What needs to be done - Please say how many lines of the listing hold "Tuned", with no other words in the answer.

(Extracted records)
· · ·
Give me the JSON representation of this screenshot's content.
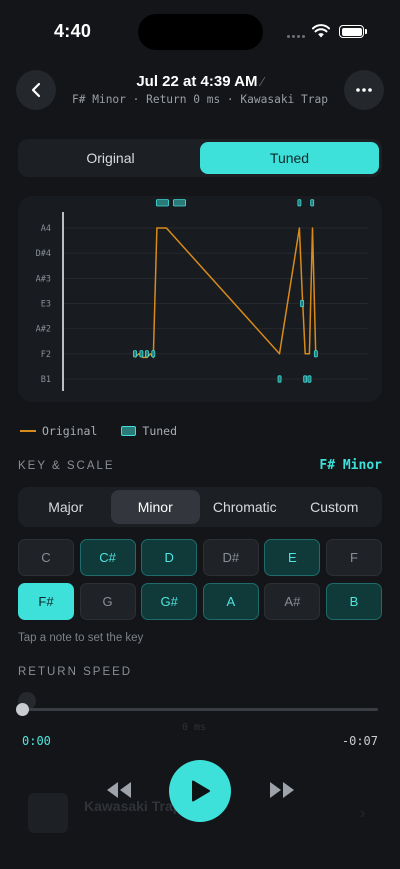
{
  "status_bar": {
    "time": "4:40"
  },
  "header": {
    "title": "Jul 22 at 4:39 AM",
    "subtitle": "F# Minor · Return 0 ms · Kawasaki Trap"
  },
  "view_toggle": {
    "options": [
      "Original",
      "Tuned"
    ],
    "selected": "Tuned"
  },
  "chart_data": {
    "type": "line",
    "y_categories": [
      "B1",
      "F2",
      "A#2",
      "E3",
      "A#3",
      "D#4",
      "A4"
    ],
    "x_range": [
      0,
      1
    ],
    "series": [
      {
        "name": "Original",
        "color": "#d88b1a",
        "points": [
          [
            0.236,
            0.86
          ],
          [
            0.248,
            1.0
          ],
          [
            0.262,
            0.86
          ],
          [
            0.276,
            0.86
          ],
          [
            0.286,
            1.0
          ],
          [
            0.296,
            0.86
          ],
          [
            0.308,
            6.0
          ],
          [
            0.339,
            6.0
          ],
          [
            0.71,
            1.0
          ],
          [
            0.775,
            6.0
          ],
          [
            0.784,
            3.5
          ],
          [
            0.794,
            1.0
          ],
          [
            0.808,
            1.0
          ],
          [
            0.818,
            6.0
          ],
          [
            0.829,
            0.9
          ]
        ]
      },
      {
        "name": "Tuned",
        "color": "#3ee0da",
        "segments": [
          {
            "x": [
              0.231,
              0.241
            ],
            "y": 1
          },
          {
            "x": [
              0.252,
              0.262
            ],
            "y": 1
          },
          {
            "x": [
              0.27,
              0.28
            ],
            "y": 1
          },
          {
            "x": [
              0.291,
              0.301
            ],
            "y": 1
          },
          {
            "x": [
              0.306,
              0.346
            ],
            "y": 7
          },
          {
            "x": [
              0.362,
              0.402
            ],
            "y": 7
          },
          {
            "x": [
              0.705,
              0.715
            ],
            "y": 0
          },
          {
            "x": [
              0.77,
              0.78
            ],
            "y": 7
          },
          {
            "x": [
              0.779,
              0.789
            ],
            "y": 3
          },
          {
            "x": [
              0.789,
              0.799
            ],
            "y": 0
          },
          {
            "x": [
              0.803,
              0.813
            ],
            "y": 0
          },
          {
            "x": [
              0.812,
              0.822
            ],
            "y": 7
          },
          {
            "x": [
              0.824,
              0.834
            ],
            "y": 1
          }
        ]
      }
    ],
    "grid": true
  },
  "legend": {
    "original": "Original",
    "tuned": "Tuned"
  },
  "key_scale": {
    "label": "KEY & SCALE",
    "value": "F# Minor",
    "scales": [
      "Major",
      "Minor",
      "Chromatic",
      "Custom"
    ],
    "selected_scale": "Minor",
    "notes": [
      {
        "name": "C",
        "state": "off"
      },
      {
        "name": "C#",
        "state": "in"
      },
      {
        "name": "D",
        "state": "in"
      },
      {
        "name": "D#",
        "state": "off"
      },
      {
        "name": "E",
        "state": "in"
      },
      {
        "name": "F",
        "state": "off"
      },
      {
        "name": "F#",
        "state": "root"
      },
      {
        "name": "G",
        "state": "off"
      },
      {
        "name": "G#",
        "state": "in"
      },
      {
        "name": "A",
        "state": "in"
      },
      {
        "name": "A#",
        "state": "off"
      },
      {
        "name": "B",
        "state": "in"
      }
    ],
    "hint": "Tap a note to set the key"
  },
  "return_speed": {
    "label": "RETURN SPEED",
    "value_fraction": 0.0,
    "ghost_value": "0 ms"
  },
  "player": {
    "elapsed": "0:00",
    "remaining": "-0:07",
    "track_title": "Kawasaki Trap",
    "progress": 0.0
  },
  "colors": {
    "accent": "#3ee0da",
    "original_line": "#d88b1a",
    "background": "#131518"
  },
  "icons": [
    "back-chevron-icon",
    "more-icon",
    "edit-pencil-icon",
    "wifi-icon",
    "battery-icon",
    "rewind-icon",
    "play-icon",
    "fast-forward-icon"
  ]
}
· · ·
Result - 4